=== Tarea asignada 1 ===
Expresa como lista numerada, sin las líneas en blanco, las líneas de los registros que van desde la línea con "folder-icon: 📁 bbox=[229, 338, 246, 355]" hasta la línea con "row-id: 892 bbox=[281, 767, 361, 807]", ambas incluidas.
+++ Texto para leer
Declaración de Seneca Falls[1]
El feminismo militante ha penetrado, como no podía ser de otra forma, en el mundo protestante. Un fenómeno al que es preciso liberar del estigma de ser un pensamiento en contra de los varones o, incluso, de una antítesis del machismo, para ser identificado como un movimiento ético y social cuyo objetivo último sería la desaparición de todas las desigualdades y discriminaciones que se dan en nuestra sociedad por causa del género de las personas, esgrimiendo para ello una hipotética superioridad de los varones con respecto a las mujeres. Desde esta perspectiva, habría que señalar que se trata no tanto de una lucha exclusiva de mujeres, sino de un compromiso que alcanza a hombres y mujeres en idéntica medida.
Ya en fecha tan temprana como el año 1848 se celebró en Seneca Falls, Nueva York, la primera convención sobre los derechos de la mujer en Estados Unidos. El encuentro estuvo organizado por Lucretia Molt (1793-1870) y Elizabeth Cady Stanton (1815-1902) en una iglesia metodista. El resultado fue la publicación de la Declaración de Seneca Falls, también conocida como Declaración de los sentimientos, un documento basado en la Declaración de Independencia de los Estados Unidos en el que denunciaban las restricciones a las que estaban siendo sometidas las mujeres en el terreno político, privadas del derecho al voto, de presentarse como candidatas en las elecciones, de ocupar cargos públicos o de afiliarse a organizaciones políticas. Unos años después, en 1866, fundarían, junto a Lucy Stone (1818-1893), la Asociación Americana por la Igualdad de Derechos
Lucretia Molt, natural de Nantuchet, Massachussets, se educó en un internado, donde terminó siendo profesora. Su compromiso en defensa de los derechos de la mujer nació cuando descubrió que sus compañeros profesores recibían el doble de sueldo que las profesoras. Molt era miembro de la comunidad cuáquera y su lucha contra el tráfico de esclavos la llevó a afiliarse a la Sociedad Americana contra la Esclavitud, en cuyo seno desarrolló una militancia activa. Cuando en 1840 acudió a Londres, junto a Elizabeth Cady Stanton, como delegadas de la Asociación a la Convención Mundial en Contra de la Esclavitud y les fue negado el derecho a hablar, por el hecho de ser mujeres, ambas resolvieron organizar una asociación que defendiera los derechos de la mujer.
++++++
+++ Datos disponibles
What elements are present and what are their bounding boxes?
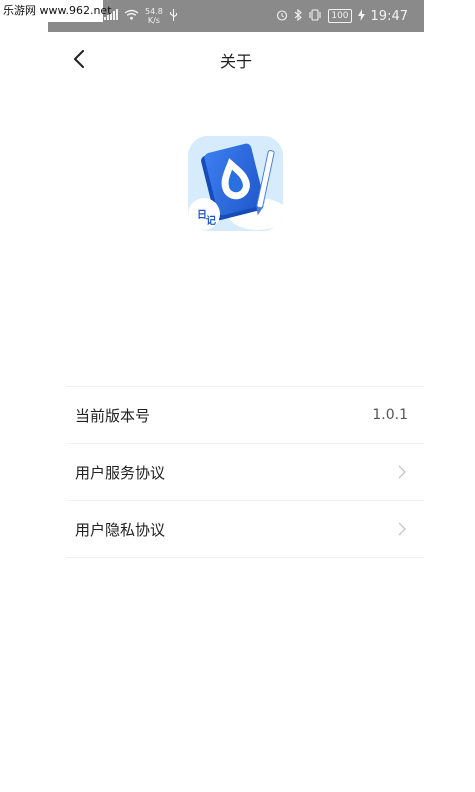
network-speed-value: 54.8 xyxy=(145,7,163,16)
privacy-agreement-row[interactable]: 用户隐私协议 xyxy=(48,501,424,557)
alarm-icon xyxy=(276,9,288,24)
charging-icon xyxy=(357,8,365,24)
chevron-right-icon xyxy=(396,521,408,537)
version-value: 1.0.1 xyxy=(372,407,408,423)
about-list: 当前版本号 1.0.1 用户服务协议 用户隐私协议 xyxy=(48,386,424,558)
divider xyxy=(66,557,424,558)
bluetooth-icon xyxy=(294,8,303,24)
page-title: 关于 xyxy=(219,52,252,71)
network-speed: 54.8 K/s xyxy=(145,7,163,25)
version-label: 当前版本号 xyxy=(75,406,151,425)
app-logo: 日 记 xyxy=(188,136,283,231)
logo-char-2: 记 xyxy=(206,215,216,227)
chevron-right-icon xyxy=(396,464,408,480)
status-bar-left: 54.8 K/s xyxy=(104,0,178,32)
version-row: 当前版本号 1.0.1 xyxy=(48,387,424,443)
privacy-agreement-label: 用户隐私协议 xyxy=(75,520,166,539)
wifi-icon xyxy=(124,9,139,23)
network-speed-unit: K/s xyxy=(147,16,160,25)
vibrate-icon xyxy=(308,8,322,24)
usb-icon xyxy=(169,8,178,24)
service-agreement-label: 用户服务协议 xyxy=(75,463,166,482)
watermark: 乐游网 www.962.net xyxy=(0,0,112,22)
phone-screen: 54.8 K/s 100 19:47 关于 日 记 当前版本号 1.0.1 用户… xyxy=(48,0,424,792)
status-time: 19:47 xyxy=(370,8,408,24)
service-agreement-row[interactable]: 用户服务协议 xyxy=(48,444,424,500)
status-bar-right: 100 19:47 xyxy=(276,0,408,32)
battery-indicator: 100 xyxy=(328,9,352,23)
nav-bar: 关于 xyxy=(48,32,424,86)
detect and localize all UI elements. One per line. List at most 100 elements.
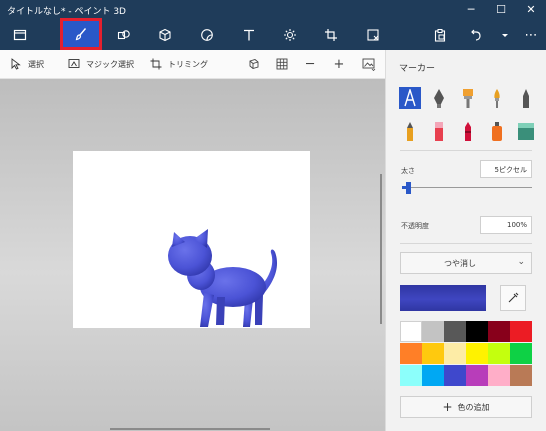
color-swatch[interactable] xyxy=(510,365,532,386)
eyedropper-button[interactable] xyxy=(500,285,526,311)
context-toolbar: 選択 マジック選択 トリミング ─ + xyxy=(0,50,385,79)
brush-icon xyxy=(75,28,87,41)
thickness-slider-track[interactable] xyxy=(402,187,532,188)
grid-icon xyxy=(276,58,288,70)
text-tool-button[interactable] xyxy=(229,20,269,50)
canvas-workspace[interactable] xyxy=(0,79,385,431)
3d-library-button[interactable] xyxy=(353,20,393,50)
pencil-brush[interactable] xyxy=(399,120,421,142)
canvas-icon xyxy=(325,29,337,41)
effects-icon xyxy=(284,29,296,41)
opacity-label: 不透明度 xyxy=(401,222,429,230)
pixel-pen-brush[interactable] xyxy=(515,87,537,109)
text-icon xyxy=(244,29,254,41)
zoom-in-button[interactable]: + xyxy=(331,56,347,72)
crayon-icon xyxy=(465,122,471,141)
3d-shapes-tool-button[interactable] xyxy=(145,20,185,50)
color-swatch[interactable] xyxy=(422,343,444,364)
undo-button[interactable] xyxy=(456,20,496,50)
select-button[interactable]: 選択 xyxy=(10,56,44,72)
color-swatch[interactable] xyxy=(466,365,488,386)
color-swatch[interactable] xyxy=(510,343,532,364)
undo-icon xyxy=(471,29,481,41)
color-swatch[interactable] xyxy=(488,365,510,386)
drawing-canvas[interactable] xyxy=(73,151,310,328)
paste-icon xyxy=(434,29,446,42)
thickness-label: 太さ xyxy=(401,167,415,175)
eraser-brush[interactable] xyxy=(428,120,450,142)
crop-label: トリミング xyxy=(168,59,208,69)
color-swatch[interactable] xyxy=(444,343,466,364)
vertical-scrollbar[interactable] xyxy=(380,174,382,324)
main-toolbar: ⋯ xyxy=(0,18,546,50)
view-options-button[interactable] xyxy=(360,56,378,72)
thickness-input[interactable]: 5ピクセル xyxy=(480,160,532,178)
color-swatch[interactable] xyxy=(488,321,510,342)
more-options-button[interactable]: ⋯ xyxy=(516,20,546,50)
watercolor-brush[interactable] xyxy=(486,87,508,109)
maximize-button[interactable]: ☐ xyxy=(486,0,516,20)
chevron-down-icon: ⌄ xyxy=(517,257,525,267)
stickers-icon xyxy=(201,29,213,41)
pencil-icon xyxy=(407,122,413,141)
marker-brush[interactable] xyxy=(399,87,421,109)
fill-brush[interactable] xyxy=(515,120,537,142)
spray-can-brush[interactable] xyxy=(486,120,508,142)
zoom-out-button[interactable]: ─ xyxy=(302,56,318,72)
fill-bucket-icon xyxy=(518,123,534,140)
2d-shapes-tool-button[interactable] xyxy=(104,20,144,50)
color-swatch[interactable] xyxy=(422,321,444,342)
crop-button[interactable]: トリミング xyxy=(150,56,208,72)
select-label: 選択 xyxy=(28,59,44,69)
brushes-tool-button[interactable] xyxy=(60,18,102,50)
magic-select-button[interactable]: マジック選択 xyxy=(68,56,134,72)
add-color-button[interactable]: + 色の追加 xyxy=(400,396,532,418)
thickness-slider-thumb[interactable] xyxy=(406,182,411,194)
effects-tool-button[interactable] xyxy=(270,20,310,50)
oil-brush[interactable] xyxy=(457,87,479,109)
separator xyxy=(400,150,532,151)
plus-icon: + xyxy=(442,400,453,414)
finish-dropdown[interactable]: つや消し ⌄ xyxy=(400,252,532,274)
minimize-button[interactable]: ─ xyxy=(456,0,486,20)
color-swatch[interactable] xyxy=(422,365,444,386)
3d-view-icon xyxy=(249,58,259,70)
grid-button[interactable] xyxy=(274,56,290,72)
color-swatch[interactable] xyxy=(444,365,466,386)
menu-icon xyxy=(13,29,27,41)
color-swatch[interactable] xyxy=(488,343,510,364)
horizontal-scrollbar[interactable] xyxy=(110,428,270,430)
color-swatch[interactable] xyxy=(510,321,532,342)
color-swatch[interactable] xyxy=(466,343,488,364)
color-swatch[interactable] xyxy=(466,321,488,342)
crayon-brush[interactable] xyxy=(457,120,479,142)
3d-library-icon xyxy=(367,29,379,41)
calligraphy-pen-brush[interactable] xyxy=(428,87,450,109)
add-color-label: 色の追加 xyxy=(457,402,490,412)
color-swatch[interactable] xyxy=(400,321,422,342)
close-button[interactable]: ✕ xyxy=(516,0,546,20)
menu-button[interactable] xyxy=(0,20,40,50)
color-swatch[interactable] xyxy=(400,365,422,386)
eraser-icon xyxy=(435,122,443,141)
window-title: タイトルなし* - ペイント 3D xyxy=(7,7,126,17)
separator xyxy=(400,243,532,244)
panel-title: マーカー xyxy=(399,64,436,74)
finish-label: つや消し xyxy=(444,259,476,268)
brush-settings-panel: マーカー 太さ 5ピクセル 不透明度 100% つや消し ⌄ + 色の追加 xyxy=(385,50,546,431)
color-swatch[interactable] xyxy=(400,343,422,364)
watercolor-icon xyxy=(494,89,500,108)
spray-can-icon xyxy=(492,122,502,141)
history-dropdown[interactable] xyxy=(494,20,516,50)
pixel-pen-icon xyxy=(523,89,529,108)
opacity-input[interactable]: 100% xyxy=(480,216,532,234)
3d-cat-model[interactable] xyxy=(73,151,310,328)
cursor-icon xyxy=(11,58,21,70)
stickers-tool-button[interactable] xyxy=(187,20,227,50)
color-swatch[interactable] xyxy=(444,321,466,342)
canvas-tool-button[interactable] xyxy=(311,20,351,50)
current-color-swatch[interactable] xyxy=(400,285,486,311)
3d-view-button[interactable] xyxy=(246,56,262,72)
chevron-down-icon xyxy=(502,34,508,37)
paste-button[interactable] xyxy=(420,20,460,50)
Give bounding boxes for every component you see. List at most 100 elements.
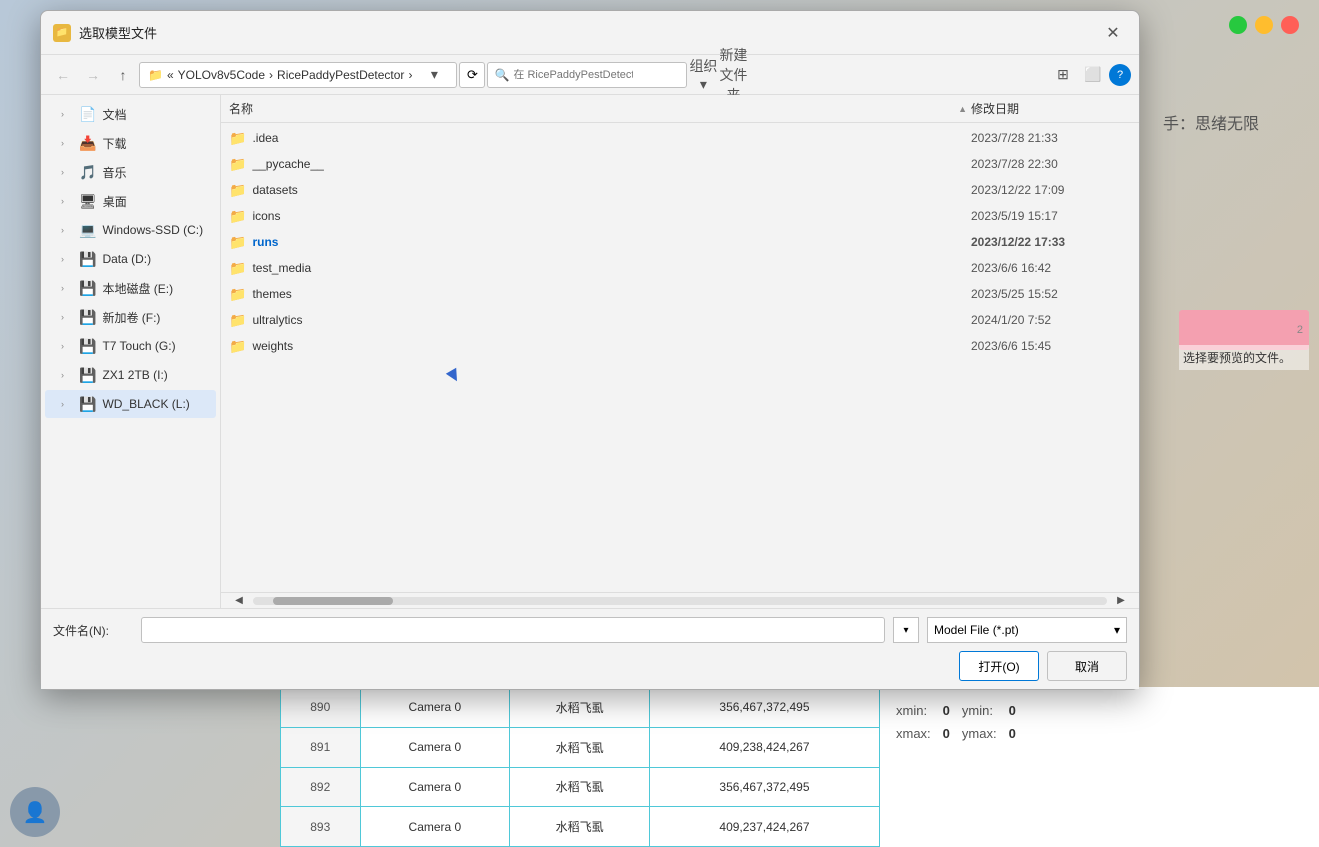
folder-icon: 📁 bbox=[229, 338, 246, 355]
ymin-value: 0 bbox=[1009, 703, 1016, 718]
row-coords: 409,238,424,267 bbox=[649, 727, 879, 767]
horizontal-scrollbar[interactable]: ◀ ▶ bbox=[221, 592, 1139, 608]
help-button[interactable]: ? bbox=[1109, 64, 1131, 86]
up-button[interactable]: ↑ bbox=[109, 61, 137, 89]
row-id: 890 bbox=[281, 688, 361, 728]
file-item-datasets[interactable]: 📁 datasets 2023/12/22 17:09 bbox=[221, 177, 1139, 203]
file-name: themes bbox=[252, 287, 965, 301]
file-date: 2023/6/6 16:42 bbox=[971, 261, 1131, 275]
open-button[interactable]: 打开(O) bbox=[959, 651, 1039, 681]
file-item-weights[interactable]: 📁 weights 2023/6/6 15:45 bbox=[221, 333, 1139, 359]
row-id: 892 bbox=[281, 767, 361, 807]
item-icon: 💾 bbox=[79, 396, 96, 413]
traffic-green[interactable] bbox=[1229, 16, 1247, 34]
preview-button[interactable]: ⬜ bbox=[1079, 61, 1107, 89]
folder-icon: 📁 bbox=[229, 156, 246, 173]
organize-button[interactable]: 组织 ▾ bbox=[689, 61, 717, 89]
filetype-label: Model File (*.pt) bbox=[934, 623, 1019, 637]
h-scroll-right[interactable]: ▶ bbox=[1107, 587, 1135, 609]
dialog-close-button[interactable]: ✕ bbox=[1099, 19, 1127, 47]
sidebar-item-wd-l[interactable]: › 💾 WD_BLACK (L:) bbox=[45, 390, 216, 418]
file-item-themes[interactable]: 📁 themes 2023/5/25 15:52 bbox=[221, 281, 1139, 307]
table-row[interactable]: 890 Camera 0 水稻飞虱 356,467,372,495 bbox=[281, 688, 880, 728]
item-label: T7 Touch (G:) bbox=[102, 339, 208, 353]
row-label: 水稻飞虱 bbox=[510, 688, 650, 728]
col-date-header: 修改日期 bbox=[971, 100, 1131, 117]
sidebar-item-documents[interactable]: › 📄 文档 bbox=[45, 100, 216, 128]
search-input[interactable] bbox=[513, 69, 633, 81]
file-item-test_media[interactable]: 📁 test_media 2023/6/6 16:42 bbox=[221, 255, 1139, 281]
sidebar-item-local-e[interactable]: › 💾 本地磁盘 (E:) bbox=[45, 274, 216, 302]
file-item-pycache[interactable]: 📁 __pycache__ 2023/7/28 22:30 bbox=[221, 151, 1139, 177]
traffic-yellow[interactable] bbox=[1255, 16, 1273, 34]
action-row: 打开(O) 取消 bbox=[53, 651, 1127, 681]
sidebar-item-t7-g[interactable]: › 💾 T7 Touch (G:) bbox=[45, 332, 216, 360]
search-icon: 🔍 bbox=[494, 68, 509, 82]
file-date: 2023/12/22 17:09 bbox=[971, 183, 1131, 197]
forward-button[interactable]: → bbox=[79, 61, 107, 89]
filename-row: 文件名(N): ▾ Model File (*.pt) ▾ bbox=[53, 617, 1127, 643]
file-item-idea[interactable]: 📁 .idea 2023/7/28 21:33 bbox=[221, 125, 1139, 151]
file-name: .idea bbox=[252, 131, 965, 145]
file-date: 2023/7/28 22:30 bbox=[971, 157, 1131, 171]
file-name: icons bbox=[252, 209, 965, 223]
file-item-ultralytics[interactable]: 📁 ultralytics 2024/1/20 7:52 bbox=[221, 307, 1139, 333]
ymax-value: 0 bbox=[1009, 726, 1016, 741]
folder-icon: 📁 bbox=[229, 130, 246, 147]
sidebar-item-zx1-i[interactable]: › 💾 ZX1 2TB (I:) bbox=[45, 361, 216, 389]
path-separator-1: « bbox=[167, 68, 174, 82]
traffic-lights bbox=[1229, 16, 1299, 34]
path-folder: RicePaddyPestDetector bbox=[277, 68, 404, 82]
user-avatar: 👤 bbox=[10, 787, 60, 837]
dialog-titlebar: 📁 选取模型文件 ✕ bbox=[41, 11, 1139, 55]
row-coords: 409,237,424,267 bbox=[649, 807, 879, 847]
row-label: 水稻飞虱 bbox=[510, 807, 650, 847]
ymin-label: ymin: bbox=[962, 703, 997, 718]
item-label: Data (D:) bbox=[102, 252, 208, 266]
row-camera: Camera 0 bbox=[360, 807, 510, 847]
back-button[interactable]: ← bbox=[49, 61, 77, 89]
sidebar-item-downloads[interactable]: › 📥 下载 bbox=[45, 129, 216, 157]
chevron-icon: › bbox=[61, 167, 73, 177]
file-item-runs[interactable]: 📁 runs 2023/12/22 17:33 bbox=[221, 229, 1139, 255]
sidebar-item-new-vol-f[interactable]: › 💾 新加卷 (F:) bbox=[45, 303, 216, 331]
filename-dropdown[interactable]: ▾ bbox=[893, 617, 919, 643]
bottom-data-area: 890 Camera 0 水稻飞虱 356,467,372,495 891 Ca… bbox=[280, 687, 1319, 847]
item-label: ZX1 2TB (I:) bbox=[102, 368, 208, 382]
filename-label: 文件名(N): bbox=[53, 622, 133, 639]
folder-icon: 📁 bbox=[229, 286, 246, 303]
cancel-button[interactable]: 取消 bbox=[1047, 651, 1127, 681]
ymax-label: ymax: bbox=[962, 726, 997, 741]
item-icon: 💾 bbox=[79, 338, 96, 355]
h-scroll-left[interactable]: ◀ bbox=[225, 587, 253, 609]
item-icon: 💾 bbox=[79, 251, 96, 268]
sidebar-item-windows-ssd[interactable]: › 💻 Windows-SSD (C:) bbox=[45, 216, 216, 244]
file-item-icons[interactable]: 📁 icons 2023/5/19 15:17 bbox=[221, 203, 1139, 229]
chevron-icon: › bbox=[61, 370, 73, 380]
sidebar-item-data-d[interactable]: › 💾 Data (D:) bbox=[45, 245, 216, 273]
item-icon: 💻 bbox=[79, 222, 96, 239]
new-folder-button[interactable]: 新建文件夹 bbox=[719, 61, 747, 89]
view-options-button[interactable]: ⊞ bbox=[1049, 61, 1077, 89]
chevron-icon: › bbox=[61, 225, 73, 235]
filename-input[interactable] bbox=[141, 617, 885, 643]
traffic-red[interactable] bbox=[1281, 16, 1299, 34]
item-icon: 📄 bbox=[79, 106, 96, 123]
table-row[interactable]: 893 Camera 0 水稻飞虱 409,237,424,267 bbox=[281, 807, 880, 847]
file-list: 📁 .idea 2023/7/28 21:33 📁 __pycache__ 20… bbox=[221, 123, 1139, 592]
sidebar-item-desktop[interactable]: › 🖥 桌面 bbox=[45, 187, 216, 215]
file-name: test_media bbox=[252, 261, 965, 275]
address-dropdown[interactable]: ▾ bbox=[420, 61, 448, 89]
folder-icon: 📁 bbox=[229, 208, 246, 225]
table-row[interactable]: 892 Camera 0 水稻飞虱 356,467,372,495 bbox=[281, 767, 880, 807]
row-camera: Camera 0 bbox=[360, 727, 510, 767]
file-name: __pycache__ bbox=[252, 157, 965, 171]
table-row[interactable]: 891 Camera 0 水稻飞虱 409,238,424,267 bbox=[281, 727, 880, 767]
h-scroll-thumb[interactable] bbox=[273, 597, 393, 605]
col-name-header: 名称 bbox=[229, 100, 954, 117]
filetype-select[interactable]: Model File (*.pt) ▾ bbox=[927, 617, 1127, 643]
xmax-label: xmax: bbox=[896, 726, 931, 741]
refresh-button[interactable]: ⟳ bbox=[459, 62, 485, 88]
column-header: 名称 ▲ 修改日期 bbox=[221, 95, 1139, 123]
sidebar-item-music[interactable]: › 🎵 音乐 bbox=[45, 158, 216, 186]
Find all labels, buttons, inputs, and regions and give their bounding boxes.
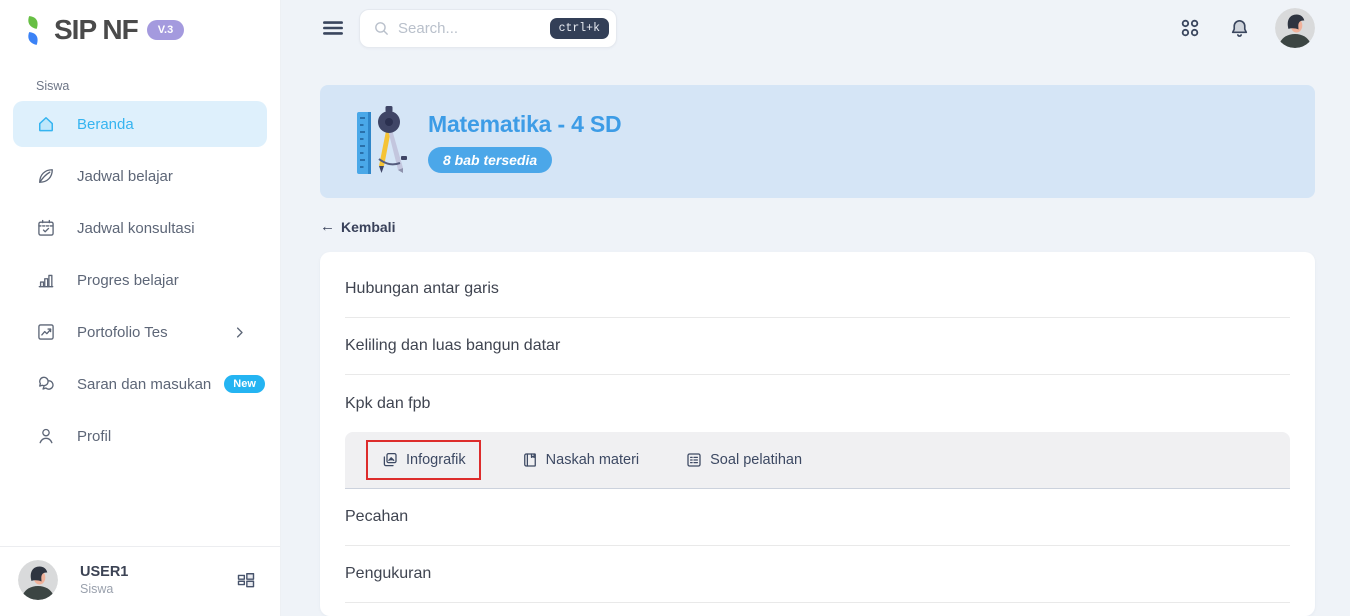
++++++
=== Tarea asignada 2 ===
Prosigue el texto sobre la Declaración de Seneca Falls a partir de su última oración.

=== Resultado de la tarea 1 ===
1. folder-icon: 📁 bbox=[229, 338, 246, 355]
2. ymin-value: 0 bbox=[1009, 703, 1016, 718]
3. row-coords: 409,238,424,267 bbox=[649, 727, 879, 767]
4. horizontal-scrollbar[interactable]: ◀ ▶ bbox=[221, 592, 1139, 608]
5. help-button[interactable]: ? bbox=[1109, 64, 1131, 86]
6. up-button[interactable]: ↑ bbox=[109, 61, 137, 89]
7. row-id: 890 bbox=[281, 688, 361, 728]
8. file-item-datasets[interactable]: 📁 datasets 2023/12/22 17:09 bbox=[221, 177, 1139, 203]
9. file-name: themes bbox=[252, 287, 965, 301]
10. file-date: 2023/6/6 16:42 bbox=[971, 261, 1131, 275]
11. open-button[interactable]: 打开(O) bbox=[959, 651, 1039, 681]
12. file-item-weights[interactable]: 📁 weights 2023/6/6 15:45 bbox=[221, 333, 1139, 359]
13. row-id: 892 bbox=[281, 767, 361, 807]

=== Resultado de la tarea 2 ===
Por su parte, Elizabeth Cady Stanton, otra luchadora por el sufragio femenino en Estados Unidos, oriunda de Johnstown (Nueva York), fue alumna en el Seminario Femenino Troy y desde muy joven estuvo comprometida con los movimientos de abstinencia de bebidas alcohólicas y antiesclavistas. Fue coautora de los tres primeros volúmenes de Historia del sufragio femenino (6 volúmenes, 1881-1922). Lucy Stone era también natural de Massachussets, nacida en West Brookfield; miembro de la Iglesia Presbiteriana, trabajó como profesora en la Sociedad Americana en contra de la Esclavitud, abogando a favor de los derechos de la mujer. Stone era una conferenciante brillante, casada con Henry Blackwell, a quien mantenía a menudo con los ingresos de sus conferencias.
La Declaración de Seneca Falls, a la que hemos hecho referencia más arriba, es una encendida defensa de la igualdad entre hombre y mujer, única vía para encontrar la “verdadera y sustancial felicidad”. En ella se declaran nulas todas las leyes que impidan que la mujer ocupe en la sociedad la posición que su conciencia le dicte, o que la sitúe en una posición inferior a la del hombre; defiende el derecho de la mujer a dirigir la palabra en público y que el comportamiento de ambos, mujer y varón, sea medido con idénticos criterios y exigencias; denuncia que una interpretación tergiversada de las Sagradas Escrituras ha reducido a la mujer, durante demasiado tiempo, a ocupar un rol inferior que es preciso corregir, ya que la igualdad de los derechos humanos es consecuencia del hecho de que toda la raza humana es idéntica en cuanto a capacidad y responsabilidad, puesto que la mujer ha sido investida por el Creador con los mismos dones y con la misma conciencia de responsabilidad para ejercerlos que el hombre. Todo un proyecto para poner en marcha la lucha por la liberación de la mujer, una nueva filosofía feminista de la historia, inspirada en una exégesis bíblica progresista y liberadora que únicamente podía darse en una sociedad instruida en una interpretación libre e individual de las Sagradas Escrituras y que puso en marcha un movimiento imparable en defensa del sufragio universal y del reconocimiento de los derechos de la mujer.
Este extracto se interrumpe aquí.